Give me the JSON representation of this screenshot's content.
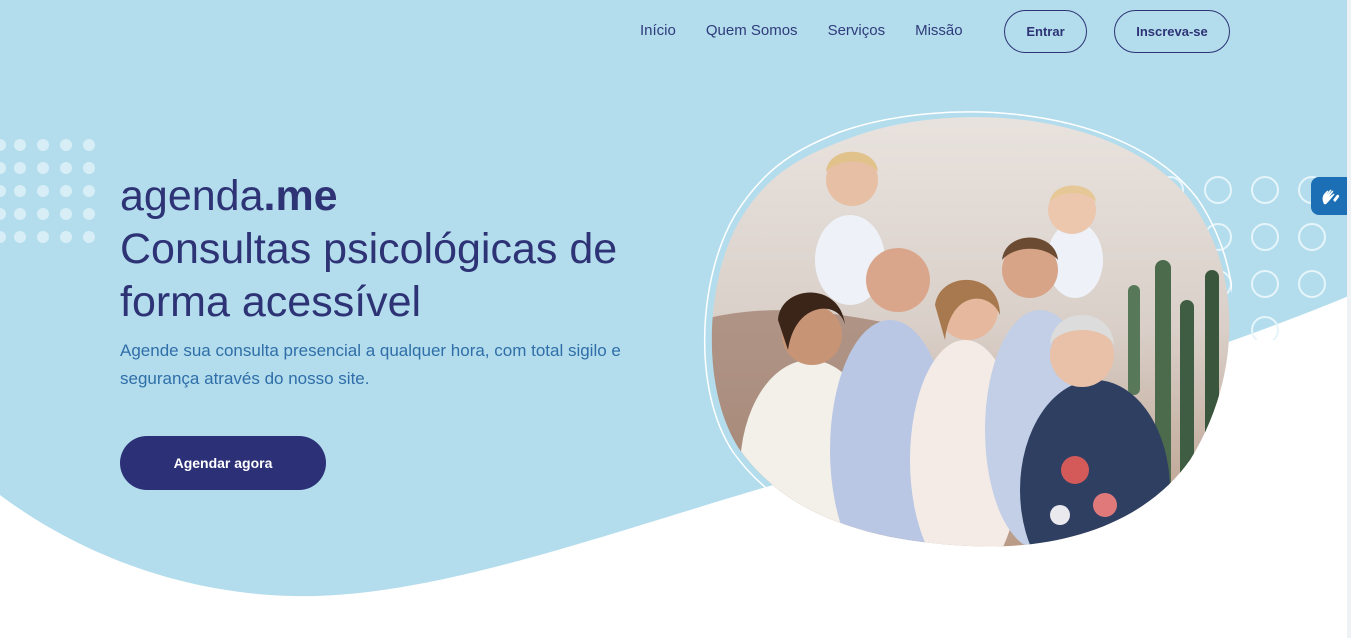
{
  "nav": {
    "items": [
      {
        "label": "Início"
      },
      {
        "label": "Quem Somos"
      },
      {
        "label": "Serviços"
      },
      {
        "label": "Missão"
      }
    ],
    "login_label": "Entrar",
    "signup_label": "Inscreva-se"
  },
  "hero": {
    "brand_light": "agenda",
    "brand_bold": ".me",
    "title_line1": "Consultas psicológicas de",
    "title_line2": "forma acessível",
    "subtitle": "Agende sua consulta presencial a qualquer hora, com total sigilo e segurança através do nosso site.",
    "cta_label": "Agendar agora"
  },
  "colors": {
    "hero_bg": "#b3dded",
    "brand_dark": "#2b3077",
    "subtitle_blue": "#2f6ea8",
    "widget_blue": "#1c6fb5"
  },
  "icons": {
    "accessibility_widget": "sign-language-hands-icon"
  }
}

════════════════════

EXERCISE PROMPT >>
Give all the entries again exactly, dropping each picture.

TASK RESULT >>
Give me the JSON representation of this screenshot's content.
{
  "nav": {
    "items": [
      {
        "label": "Início"
      },
      {
        "label": "Quem Somos"
      },
      {
        "label": "Serviços"
      },
      {
        "label": "Missão"
      }
    ],
    "login_label": "Entrar",
    "signup_label": "Inscreva-se"
  },
  "hero": {
    "brand_light": "agenda",
    "brand_bold": ".me",
    "title_line1": "Consultas psicológicas de",
    "title_line2": "forma acessível",
    "subtitle": "Agende sua consulta presencial a qualquer hora, com total sigilo e segurança através do nosso site.",
    "cta_label": "Agendar agora"
  },
  "colors": {
    "hero_bg": "#b3dded",
    "brand_dark": "#2b3077",
    "subtitle_blue": "#2f6ea8",
    "widget_blue": "#1c6fb5"
  },
  "icons": {
    "accessibility_widget": "sign-language-hands-icon"
  }
}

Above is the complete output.